Set exercise A:
Using the passage on Judaism and the Jesus movement, decide whether each statement agrees with it: (i) The word "Judaism" first shows up in literature in 2 Maccabees. (ii) Paul's epistles identify Judas by name as the one who handed Jesus over. (iii) Gmirkin places the War Scroll against the background of the Maccabean crisis. For each, answer yes or no and quote the words that decide it.
Set exercise B:
Resume the passage on Judaism and the Jesus movement, picking up right after its final sentence.

Provided passage:
☆ ☆ ☆

James D G Dunn has seen:
“the term ‘Judaism’ (Ioudaismos) first appears in literature in 2 Maccabees (2.21; 8.1; 14.38). These passages clearly indicate the emergence of a self-understanding determined by and expressive of the Maccabean resistance to Syrian oppression. The term itself was evidently coined as a counter to ‘Hellenism’ (hellenismos – 2 Macc. 4.13) and ‘foreignness’ (allophylismos – 2 Macc. 4.13; 6.24). That is to say, for the author of 2 Maccabees, ‘Judaism’ was the summary term for that national and religious identity which was marked from the first by its unyielding insistence on maintaining distinctive and defining Torah practices like circumcision and food laws (1 Macc. 1.60-3; 2-46; 2 Macc. 6).”
Much of religion and politics were inseparable. The Lord’s Prayer is concerned with the strife of the peasants hoping they get enough to eat and to cancel their debts. (“Give us this day our daily bread; and forgive us our trespasses”). John Dominic Crossan tells us that the “Our Father” contains retributive justice like that contained all over the Prophets and Psalms, in his book “The greatest Prayer”. It tells of the kingdom of god that is to come,(“thy Kingdom come… on earth as it is in heaven”), a kingdom that was to be established right here on earth. (Daniel 2:44). “The Lord’s Prayer is … both a revolutionary manifesto and a hymn of hope.” 
The War Scroll (1QM) at Qumran also shows where religion and politics, even that of violence are completely mixed. Gmirkin believes the War Scroll – in part practical, in part eschatological – should be understood against the highly charged historical background of the Maccabean crisis”.  This scroll describes the final battle between the sons of light and and the sons of darkness. This compares to gospel of John:
“Believe in the light while you have the light, so that you may become children of light.” (John 12:36).
When Jesus says “Come, follow me …..and I will make you fishers of men. ‘ At once they left their nets and followed him.” (Matthew 4:18-20). This all sounds very like a military oath of allegiance. As Harnack said, “the word of Jesus that one should leave all for his sake and the confession of faith in him at baptism could be conceived to be similar to a military oath of allegiance. To the extent that the sayings of Jesus were later torn from their historical context” 
The kiss of Judas is only the dramatic story telling of the gospels. The only dealings the Roman administration would have with a movement like the Jesus movement is through the payment of informers, whether Judas is a literary invention or not – that is what he represents. Paul’s epistles only say on the night Jesus was handed over without naming Judas. (1 Cor. 11:23-25). Tom Dykstra sees Judas used by Mark (Mark being a Paulinist downplays Jesus’ family and the twelve) to emphasize the 12 before Paul were inferior. “The most straightforward interpretation is that the evangelist wanted to place extra heavy emphasis on the fact that Judas was one of the twelve; or, in other words, he wanted to leave no possibility that his hearers would miss the point that one of the twelve betrayed Jesus. The reader must naturally infer that mere membership in the ranks of “the twelve” – or, in the context of a Pauline epistle, mere status as one of “the apostles before me” -should not automatically confer authority on anyone.”

☆ ☆ ☆

Information shown:

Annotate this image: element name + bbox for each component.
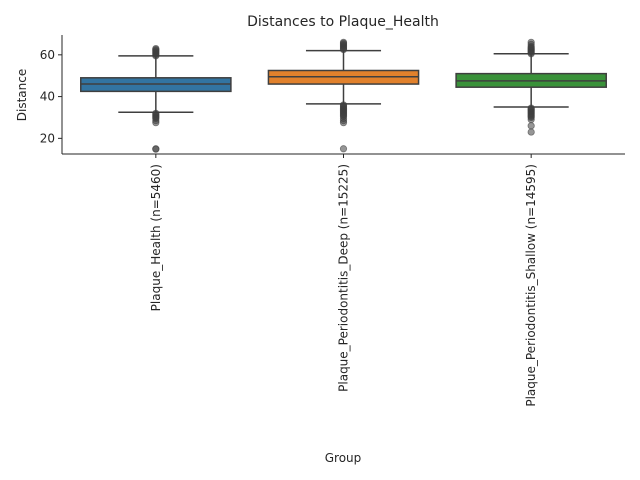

☆ ☆ ☆

Expected output A:
(i) Yes: "the term ‘Judaism’ (Ioudaismos) first appears in literature in 2 Maccabees"
(ii) No: "Paul’s epistles only say on the night Jesus was handed over without naming Judas."
(iii) Yes: "should be understood against the highly charged historical background of the Maccabean crisis"

Expected output B:
Many scholars today think that Iscariot means man of Kerioth as the “Is” in Hebrew means “ish” in English, implying Judas was Keriothish, (transliteration of Is-Qeriyot). Given there was no village Kerioth at the time of Jesus it is more likely that this is a Greek rendering of the Sicarii, (an assassin group who had small daggers under their clothing on the pretense of a sacrifice), this implying the name meaning “man of the daggers.” Judah Sicarii became Jude Iscariot, then Judas Iscariot – sicarii after their knife (sicae-Latin/ sikkah-Aramaic).  As discussed later, many more disciples had descriptive names associated with the zealots.
The gospels are the opposite of the background they were set in, they were describing a kingdom of god that Jesus was ushering in. A land of milk and honey where everybody gets healed and fed. At the eschaton a messiah will rule a transformed earth, one of non violence and peace, such as the Pax Romana as a result of conquering Empire. (Cf Isaiah 25:6-8 where the Lord will “wipe away the tears from all faces.”)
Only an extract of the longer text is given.